Written problem:
Check each line of the material. Copy those containing "What".

Raw records:

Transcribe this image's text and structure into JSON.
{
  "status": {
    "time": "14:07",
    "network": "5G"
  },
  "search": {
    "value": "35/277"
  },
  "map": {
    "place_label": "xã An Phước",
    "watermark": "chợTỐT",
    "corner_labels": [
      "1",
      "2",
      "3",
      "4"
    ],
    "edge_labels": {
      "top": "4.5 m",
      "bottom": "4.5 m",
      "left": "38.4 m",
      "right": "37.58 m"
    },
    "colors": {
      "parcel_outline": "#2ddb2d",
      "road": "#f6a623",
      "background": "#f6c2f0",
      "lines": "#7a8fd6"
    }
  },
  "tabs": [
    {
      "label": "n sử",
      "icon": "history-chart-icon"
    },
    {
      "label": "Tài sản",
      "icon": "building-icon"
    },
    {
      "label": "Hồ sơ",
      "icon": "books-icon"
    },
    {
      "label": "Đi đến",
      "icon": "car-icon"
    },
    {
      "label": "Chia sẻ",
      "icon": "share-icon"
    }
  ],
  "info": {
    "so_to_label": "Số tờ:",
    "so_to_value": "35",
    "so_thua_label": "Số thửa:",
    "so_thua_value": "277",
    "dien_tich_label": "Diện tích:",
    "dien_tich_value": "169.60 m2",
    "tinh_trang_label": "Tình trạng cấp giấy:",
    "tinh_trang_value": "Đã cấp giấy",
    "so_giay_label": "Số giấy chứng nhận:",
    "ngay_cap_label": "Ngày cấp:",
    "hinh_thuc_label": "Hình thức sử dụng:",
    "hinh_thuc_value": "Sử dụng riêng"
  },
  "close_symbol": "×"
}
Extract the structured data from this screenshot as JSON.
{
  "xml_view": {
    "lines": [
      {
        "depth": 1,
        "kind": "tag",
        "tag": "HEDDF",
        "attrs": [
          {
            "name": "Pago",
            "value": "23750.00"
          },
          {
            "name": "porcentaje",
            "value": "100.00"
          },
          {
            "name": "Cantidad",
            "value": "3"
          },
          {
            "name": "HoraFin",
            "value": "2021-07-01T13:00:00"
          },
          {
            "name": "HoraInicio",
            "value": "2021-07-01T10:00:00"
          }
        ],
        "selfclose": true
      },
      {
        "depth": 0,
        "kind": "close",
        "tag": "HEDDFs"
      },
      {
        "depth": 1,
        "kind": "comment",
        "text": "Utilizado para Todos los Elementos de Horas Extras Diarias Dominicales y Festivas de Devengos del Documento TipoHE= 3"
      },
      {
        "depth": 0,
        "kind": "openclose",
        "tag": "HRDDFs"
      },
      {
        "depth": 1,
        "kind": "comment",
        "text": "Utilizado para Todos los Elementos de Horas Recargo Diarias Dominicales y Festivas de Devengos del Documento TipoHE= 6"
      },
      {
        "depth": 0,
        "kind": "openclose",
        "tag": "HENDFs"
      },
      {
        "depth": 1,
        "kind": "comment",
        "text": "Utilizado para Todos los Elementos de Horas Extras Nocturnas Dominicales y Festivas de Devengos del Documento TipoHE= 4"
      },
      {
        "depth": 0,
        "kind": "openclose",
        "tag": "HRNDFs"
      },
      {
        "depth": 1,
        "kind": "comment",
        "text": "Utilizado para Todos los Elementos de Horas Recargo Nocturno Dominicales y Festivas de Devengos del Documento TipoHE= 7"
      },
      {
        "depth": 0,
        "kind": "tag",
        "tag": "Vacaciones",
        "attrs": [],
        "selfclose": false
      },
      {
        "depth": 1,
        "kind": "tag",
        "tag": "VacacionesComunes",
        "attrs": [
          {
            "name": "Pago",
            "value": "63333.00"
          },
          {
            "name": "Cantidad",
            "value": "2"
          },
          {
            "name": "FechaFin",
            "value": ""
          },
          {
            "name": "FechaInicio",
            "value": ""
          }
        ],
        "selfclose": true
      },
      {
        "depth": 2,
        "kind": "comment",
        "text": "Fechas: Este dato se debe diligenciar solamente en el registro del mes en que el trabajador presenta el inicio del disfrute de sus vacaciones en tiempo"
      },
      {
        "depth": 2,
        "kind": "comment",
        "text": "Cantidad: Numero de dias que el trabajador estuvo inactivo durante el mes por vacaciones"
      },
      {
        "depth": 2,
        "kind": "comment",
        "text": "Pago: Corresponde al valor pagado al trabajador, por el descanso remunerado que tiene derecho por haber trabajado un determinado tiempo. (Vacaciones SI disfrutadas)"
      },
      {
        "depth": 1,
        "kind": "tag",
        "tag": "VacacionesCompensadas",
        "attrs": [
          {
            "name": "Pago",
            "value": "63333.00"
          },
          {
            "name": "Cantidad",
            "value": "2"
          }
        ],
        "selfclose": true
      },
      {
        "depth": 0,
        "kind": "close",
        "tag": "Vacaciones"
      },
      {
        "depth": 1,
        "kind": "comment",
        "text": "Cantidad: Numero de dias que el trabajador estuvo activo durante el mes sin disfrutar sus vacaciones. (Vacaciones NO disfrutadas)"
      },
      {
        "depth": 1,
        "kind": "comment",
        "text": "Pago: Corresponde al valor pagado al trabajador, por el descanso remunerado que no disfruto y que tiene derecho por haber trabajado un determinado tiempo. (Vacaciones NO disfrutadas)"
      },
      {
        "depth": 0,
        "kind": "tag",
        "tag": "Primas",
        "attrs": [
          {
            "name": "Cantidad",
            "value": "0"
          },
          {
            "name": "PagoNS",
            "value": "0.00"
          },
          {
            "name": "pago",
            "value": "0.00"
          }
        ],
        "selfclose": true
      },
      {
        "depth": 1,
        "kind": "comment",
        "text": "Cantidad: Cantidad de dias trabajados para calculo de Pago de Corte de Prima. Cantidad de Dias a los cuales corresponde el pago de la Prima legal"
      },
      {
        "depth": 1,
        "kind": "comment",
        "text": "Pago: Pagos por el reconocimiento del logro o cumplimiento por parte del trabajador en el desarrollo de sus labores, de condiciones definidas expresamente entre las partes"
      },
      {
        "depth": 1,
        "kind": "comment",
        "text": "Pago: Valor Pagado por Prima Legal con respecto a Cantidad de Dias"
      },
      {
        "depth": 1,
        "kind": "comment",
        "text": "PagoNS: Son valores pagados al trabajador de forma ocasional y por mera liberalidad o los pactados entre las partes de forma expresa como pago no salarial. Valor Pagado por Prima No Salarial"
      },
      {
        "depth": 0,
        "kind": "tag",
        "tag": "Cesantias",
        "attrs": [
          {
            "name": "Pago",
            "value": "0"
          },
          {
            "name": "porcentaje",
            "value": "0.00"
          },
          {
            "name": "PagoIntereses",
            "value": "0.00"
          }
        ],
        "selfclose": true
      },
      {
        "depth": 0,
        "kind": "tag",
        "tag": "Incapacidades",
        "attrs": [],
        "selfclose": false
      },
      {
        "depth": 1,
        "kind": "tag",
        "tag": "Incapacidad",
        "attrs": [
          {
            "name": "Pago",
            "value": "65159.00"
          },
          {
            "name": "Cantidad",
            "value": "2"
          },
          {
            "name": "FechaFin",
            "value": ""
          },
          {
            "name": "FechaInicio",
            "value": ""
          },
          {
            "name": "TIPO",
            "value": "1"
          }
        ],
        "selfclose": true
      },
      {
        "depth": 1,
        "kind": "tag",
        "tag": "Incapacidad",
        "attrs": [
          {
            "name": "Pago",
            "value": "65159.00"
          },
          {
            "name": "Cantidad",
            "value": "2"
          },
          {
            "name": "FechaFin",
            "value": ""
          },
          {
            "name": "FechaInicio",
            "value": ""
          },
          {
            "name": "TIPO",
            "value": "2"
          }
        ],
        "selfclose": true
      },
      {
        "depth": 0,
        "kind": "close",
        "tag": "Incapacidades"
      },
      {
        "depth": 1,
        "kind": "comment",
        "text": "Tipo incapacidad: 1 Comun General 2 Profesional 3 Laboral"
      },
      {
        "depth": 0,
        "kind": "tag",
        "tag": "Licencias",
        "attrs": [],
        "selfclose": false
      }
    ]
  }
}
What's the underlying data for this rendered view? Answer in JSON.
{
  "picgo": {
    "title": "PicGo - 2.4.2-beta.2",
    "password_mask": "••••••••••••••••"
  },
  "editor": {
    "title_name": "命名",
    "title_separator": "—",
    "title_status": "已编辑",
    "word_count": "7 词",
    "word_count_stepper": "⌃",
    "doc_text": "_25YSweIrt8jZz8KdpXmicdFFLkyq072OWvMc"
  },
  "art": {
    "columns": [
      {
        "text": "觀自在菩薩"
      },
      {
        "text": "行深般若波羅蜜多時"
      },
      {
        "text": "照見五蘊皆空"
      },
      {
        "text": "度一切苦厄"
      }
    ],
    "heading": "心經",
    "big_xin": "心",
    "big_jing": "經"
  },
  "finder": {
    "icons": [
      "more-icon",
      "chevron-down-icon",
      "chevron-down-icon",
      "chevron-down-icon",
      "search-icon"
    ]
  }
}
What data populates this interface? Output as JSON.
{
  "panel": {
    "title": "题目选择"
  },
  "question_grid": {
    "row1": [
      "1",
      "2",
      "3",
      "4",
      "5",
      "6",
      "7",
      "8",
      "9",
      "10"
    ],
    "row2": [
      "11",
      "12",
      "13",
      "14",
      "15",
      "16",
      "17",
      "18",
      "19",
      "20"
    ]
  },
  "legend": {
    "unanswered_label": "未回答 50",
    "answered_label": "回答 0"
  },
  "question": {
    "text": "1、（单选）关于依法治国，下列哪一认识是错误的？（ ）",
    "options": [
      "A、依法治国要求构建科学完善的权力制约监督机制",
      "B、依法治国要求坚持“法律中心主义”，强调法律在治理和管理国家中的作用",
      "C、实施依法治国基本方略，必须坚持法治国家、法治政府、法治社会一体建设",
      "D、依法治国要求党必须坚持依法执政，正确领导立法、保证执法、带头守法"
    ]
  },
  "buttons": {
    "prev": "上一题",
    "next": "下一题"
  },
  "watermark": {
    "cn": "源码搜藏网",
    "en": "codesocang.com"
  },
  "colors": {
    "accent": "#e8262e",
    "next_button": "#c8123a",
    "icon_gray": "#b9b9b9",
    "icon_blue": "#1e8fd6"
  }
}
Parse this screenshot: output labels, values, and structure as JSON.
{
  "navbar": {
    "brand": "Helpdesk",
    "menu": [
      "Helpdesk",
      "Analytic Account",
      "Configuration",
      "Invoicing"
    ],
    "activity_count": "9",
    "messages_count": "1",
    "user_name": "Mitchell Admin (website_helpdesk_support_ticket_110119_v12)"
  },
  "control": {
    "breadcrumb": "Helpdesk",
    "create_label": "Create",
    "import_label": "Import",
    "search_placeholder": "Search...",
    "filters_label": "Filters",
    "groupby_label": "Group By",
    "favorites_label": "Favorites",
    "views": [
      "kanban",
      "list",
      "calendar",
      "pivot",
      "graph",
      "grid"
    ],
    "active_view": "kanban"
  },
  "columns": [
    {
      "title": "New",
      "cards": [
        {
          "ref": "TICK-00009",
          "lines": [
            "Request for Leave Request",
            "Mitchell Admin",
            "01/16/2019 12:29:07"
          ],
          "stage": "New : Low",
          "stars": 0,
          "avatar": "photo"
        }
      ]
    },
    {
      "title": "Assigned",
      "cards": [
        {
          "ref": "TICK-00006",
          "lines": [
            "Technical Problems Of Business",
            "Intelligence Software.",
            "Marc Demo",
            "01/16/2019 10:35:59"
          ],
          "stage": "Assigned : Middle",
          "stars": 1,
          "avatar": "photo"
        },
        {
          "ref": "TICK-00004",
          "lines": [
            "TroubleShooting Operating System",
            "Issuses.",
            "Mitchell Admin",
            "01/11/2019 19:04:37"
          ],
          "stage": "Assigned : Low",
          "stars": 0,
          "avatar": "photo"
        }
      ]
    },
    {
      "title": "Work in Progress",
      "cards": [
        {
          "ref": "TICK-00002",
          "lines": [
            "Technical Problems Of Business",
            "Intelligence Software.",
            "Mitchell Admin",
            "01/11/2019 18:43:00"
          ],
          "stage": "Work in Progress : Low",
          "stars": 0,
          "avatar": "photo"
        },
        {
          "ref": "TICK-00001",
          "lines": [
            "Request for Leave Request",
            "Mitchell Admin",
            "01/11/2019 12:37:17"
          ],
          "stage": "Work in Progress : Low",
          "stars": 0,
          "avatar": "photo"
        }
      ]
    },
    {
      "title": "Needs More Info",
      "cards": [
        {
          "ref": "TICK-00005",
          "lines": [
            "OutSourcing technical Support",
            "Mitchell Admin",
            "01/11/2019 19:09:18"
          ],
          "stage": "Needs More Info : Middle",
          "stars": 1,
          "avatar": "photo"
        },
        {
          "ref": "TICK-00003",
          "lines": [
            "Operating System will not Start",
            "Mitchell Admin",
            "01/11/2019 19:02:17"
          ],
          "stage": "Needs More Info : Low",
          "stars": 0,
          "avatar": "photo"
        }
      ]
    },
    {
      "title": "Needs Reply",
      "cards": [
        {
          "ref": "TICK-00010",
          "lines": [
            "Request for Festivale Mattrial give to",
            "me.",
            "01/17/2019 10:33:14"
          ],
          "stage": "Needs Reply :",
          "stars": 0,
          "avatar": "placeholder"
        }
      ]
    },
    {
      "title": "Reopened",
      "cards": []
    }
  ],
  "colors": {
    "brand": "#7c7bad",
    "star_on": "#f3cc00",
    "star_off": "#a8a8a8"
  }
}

Full response:
What's the underlying data for this rendered view? Answer in JSON.
What data populates this interface? Output as JSON.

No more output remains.